*SET EXERCISE*. Extract the whole listing as it stands. Do not include the pictures.

*INPUT MATERIAL*.
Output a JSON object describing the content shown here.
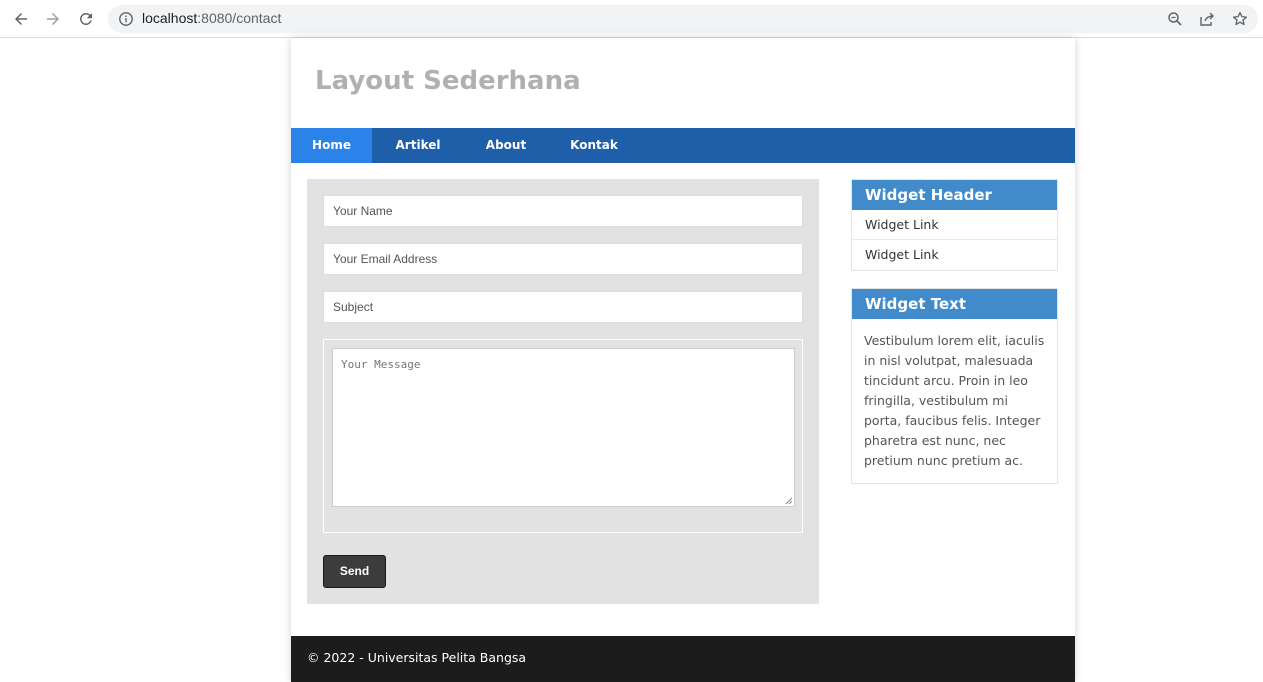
{
  "browser": {
    "url_host": "localhost",
    "url_path": ":8080/contact",
    "icons": [
      "back-arrow-icon",
      "forward-arrow-icon",
      "reload-icon",
      "site-info-icon",
      "zoom-icon",
      "share-icon",
      "bookmark-star-icon"
    ]
  },
  "site": {
    "title": "Layout Sederhana"
  },
  "nav": {
    "items": [
      {
        "label": "Home",
        "active": true
      },
      {
        "label": "Artikel",
        "active": false
      },
      {
        "label": "About",
        "active": false
      },
      {
        "label": "Kontak",
        "active": false
      }
    ]
  },
  "form": {
    "name_placeholder": "Your Name",
    "email_placeholder": "Your Email Address",
    "subject_placeholder": "Subject",
    "message_placeholder": "Your Message",
    "send_label": "Send"
  },
  "sidebar": {
    "widget1": {
      "header": "Widget Header",
      "links": [
        "Widget Link",
        "Widget Link"
      ]
    },
    "widget2": {
      "header": "Widget Text",
      "text": "Vestibulum lorem elit, iaculis in nisl volutpat, malesuada tincidunt arcu. Proin in leo fringilla, vestibulum mi porta, faucibus felis. Integer pharetra est nunc, nec pretium nunc pretium ac."
    }
  },
  "footer": {
    "text": "© 2022 - Universitas Pelita Bangsa"
  },
  "colors": {
    "nav_bg": "#1f5faa",
    "nav_active": "#2b83ea",
    "widget_header": "#428bca",
    "footer_bg": "#1c1c1c",
    "form_bg": "#e2e2e2"
  }
}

*ANSWER TO THIS PROBLEM*.
Output a JSON object describing the content shown here.
{
  "browser": {
    "url_host": "localhost",
    "url_path": ":8080/contact",
    "icons": [
      "back-arrow-icon",
      "forward-arrow-icon",
      "reload-icon",
      "site-info-icon",
      "zoom-icon",
      "share-icon",
      "bookmark-star-icon"
    ]
  },
  "site": {
    "title": "Layout Sederhana"
  },
  "nav": {
    "items": [
      {
        "label": "Home",
        "active": true
      },
      {
        "label": "Artikel",
        "active": false
      },
      {
        "label": "About",
        "active": false
      },
      {
        "label": "Kontak",
        "active": false
      }
    ]
  },
  "form": {
    "name_placeholder": "Your Name",
    "email_placeholder": "Your Email Address",
    "subject_placeholder": "Subject",
    "message_placeholder": "Your Message",
    "send_label": "Send"
  },
  "sidebar": {
    "widget1": {
      "header": "Widget Header",
      "links": [
        "Widget Link",
        "Widget Link"
      ]
    },
    "widget2": {
      "header": "Widget Text",
      "text": "Vestibulum lorem elit, iaculis in nisl volutpat, malesuada tincidunt arcu. Proin in leo fringilla, vestibulum mi porta, faucibus felis. Integer pharetra est nunc, nec pretium nunc pretium ac."
    }
  },
  "footer": {
    "text": "© 2022 - Universitas Pelita Bangsa"
  },
  "colors": {
    "nav_bg": "#1f5faa",
    "nav_active": "#2b83ea",
    "widget_header": "#428bca",
    "footer_bg": "#1c1c1c",
    "form_bg": "#e2e2e2"
  }
}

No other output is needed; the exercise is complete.